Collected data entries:
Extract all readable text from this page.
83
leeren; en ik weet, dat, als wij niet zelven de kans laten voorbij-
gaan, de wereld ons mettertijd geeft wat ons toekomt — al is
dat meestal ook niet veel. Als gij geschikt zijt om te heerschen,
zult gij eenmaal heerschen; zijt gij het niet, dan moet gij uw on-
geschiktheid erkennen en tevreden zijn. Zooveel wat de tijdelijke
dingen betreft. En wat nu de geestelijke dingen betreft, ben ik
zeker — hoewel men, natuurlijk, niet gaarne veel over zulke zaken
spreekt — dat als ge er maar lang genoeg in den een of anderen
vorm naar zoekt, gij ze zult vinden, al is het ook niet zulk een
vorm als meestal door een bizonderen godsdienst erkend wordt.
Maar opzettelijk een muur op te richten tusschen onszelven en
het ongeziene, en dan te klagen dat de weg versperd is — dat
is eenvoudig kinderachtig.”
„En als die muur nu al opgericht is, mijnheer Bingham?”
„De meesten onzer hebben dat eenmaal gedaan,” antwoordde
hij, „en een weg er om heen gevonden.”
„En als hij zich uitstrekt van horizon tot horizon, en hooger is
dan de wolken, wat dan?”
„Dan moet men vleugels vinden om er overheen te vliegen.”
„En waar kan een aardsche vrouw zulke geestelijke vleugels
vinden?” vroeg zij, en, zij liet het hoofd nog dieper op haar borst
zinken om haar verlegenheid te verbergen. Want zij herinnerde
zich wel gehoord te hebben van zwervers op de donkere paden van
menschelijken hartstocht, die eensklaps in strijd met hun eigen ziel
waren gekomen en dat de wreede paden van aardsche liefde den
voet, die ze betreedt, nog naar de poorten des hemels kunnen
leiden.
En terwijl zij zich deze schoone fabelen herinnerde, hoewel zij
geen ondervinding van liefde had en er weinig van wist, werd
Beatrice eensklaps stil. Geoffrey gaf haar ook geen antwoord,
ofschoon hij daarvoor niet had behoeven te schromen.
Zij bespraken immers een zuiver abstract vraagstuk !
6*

• Task requirements:
Go through the entries above and count the lines containing the word "eensklaps"; give only that count.

• Answer to this task:
2